▶ Aim:
Look over the lines below. Report each one that includes the string "windows".

▶ Records for processing:
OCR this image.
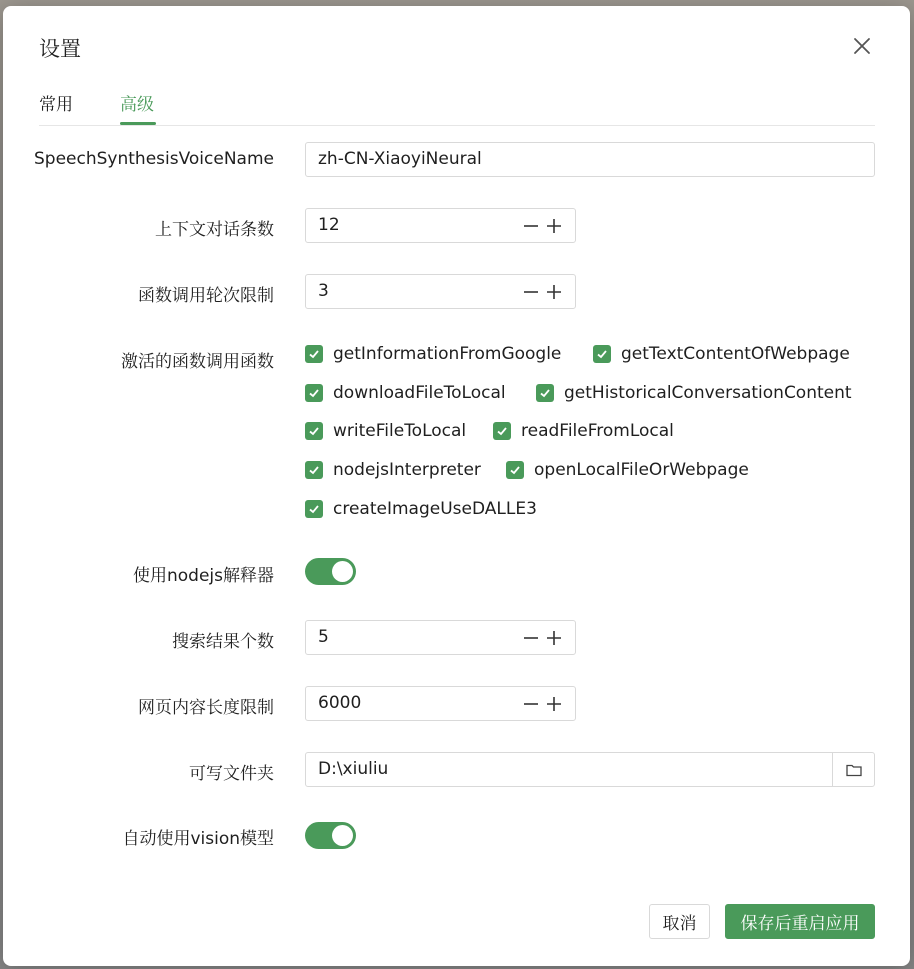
设置
常用	高级
SpeechSynthesisVoiceName	zh-CN-XiaoyiNeural
上下文对话条数	12
函数调用轮次限制	3
激活的函数调用函数	getInformationFromGoogle	getTextContentOfWebpage
downloadFileToLocal	getHistoricalConversationContent
writeFileToLocal	readFileFromLocal
nodejsInterpreter	openLocalFileOrWebpage
createImageUseDALLE3
使用nodejs解释器
搜索结果个数	5
网页内容长度限制	6000
可写文件夹	D:\xiuliu
自动使用vision模型
取消	保存后重启应用
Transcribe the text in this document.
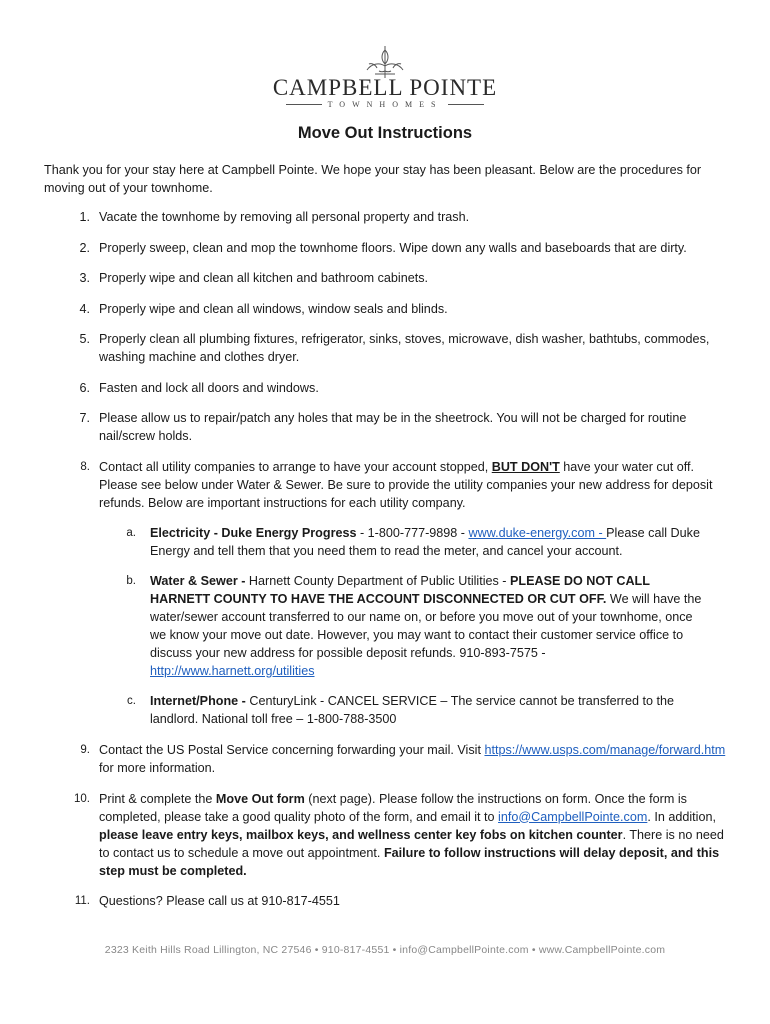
CAMPBELL POINTE
TOWNHOMES
Move Out Instructions
Thank you for your stay here at Campbell Pointe. We hope your stay has been pleasant. Below are the procedures for moving out of your townhome.
1. Vacate the townhome by removing all personal property and trash.
2. Properly sweep, clean and mop the townhome floors. Wipe down any walls and baseboards that are dirty.
3. Properly wipe and clean all kitchen and bathroom cabinets.
4. Properly wipe and clean all windows, window seals and blinds.
5. Properly clean all plumbing fixtures, refrigerator, sinks, stoves, microwave, dish washer, bathtubs, commodes, washing machine and clothes dryer.
6. Fasten and lock all doors and windows.
7. Please allow us to repair/patch any holes that may be in the sheetrock. You will not be charged for routine nail/screw holds.
8. Contact all utility companies to arrange to have your account stopped, BUT DON'T have your water cut off. Please see below under Water & Sewer. Be sure to provide the utility companies your new address for deposit refunds. Below are important instructions for each utility company.
a.	Electricity - Duke Energy Progress - 1-800-777-9898 - www.duke-energy.com - Please call Duke Energy and tell them that you need them to read the meter, and cancel your account.
b.	Water & Sewer - Harnett County Department of Public Utilities - PLEASE DO NOT CALL HARNETT COUNTY TO HAVE THE ACCOUNT DISCONNECTED OR CUT OFF. We will have the water/sewer account transferred to our name on, or before you move out of your townhome, once we know your move out date. However, you may want to contact their customer service office to discuss your new address for possible deposit refunds. 910-893-7575 - http://www.harnett.org/utilities
c.	Internet/Phone - CenturyLink - CANCEL SERVICE – The service cannot be transferred to the landlord. National toll free – 1-800-788-3500
9. Contact the US Postal Service concerning forwarding your mail. Visit https://www.usps.com/manage/forward.htm for more information.
10. Print & complete the Move Out form (next page). Please follow the instructions on form. Once the form is completed, please take a good quality photo of the form, and email it to info@CampbellPointe.com. In addition, please leave entry keys, mailbox keys, and wellness center key fobs on kitchen counter. There is no need to contact us to schedule a move out appointment. Failure to follow instructions will delay deposit, and this step must be completed.
11. Questions? Please call us at 910-817-4551
2323 Keith Hills Road Lillington, NC 27546 • 910-817-4551 • info@CampbellPointe.com • www.CampbellPointe.com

▶ Full output:
4. Properly wipe and clean all windows, window seals and blinds.
6. Fasten and lock all doors and windows.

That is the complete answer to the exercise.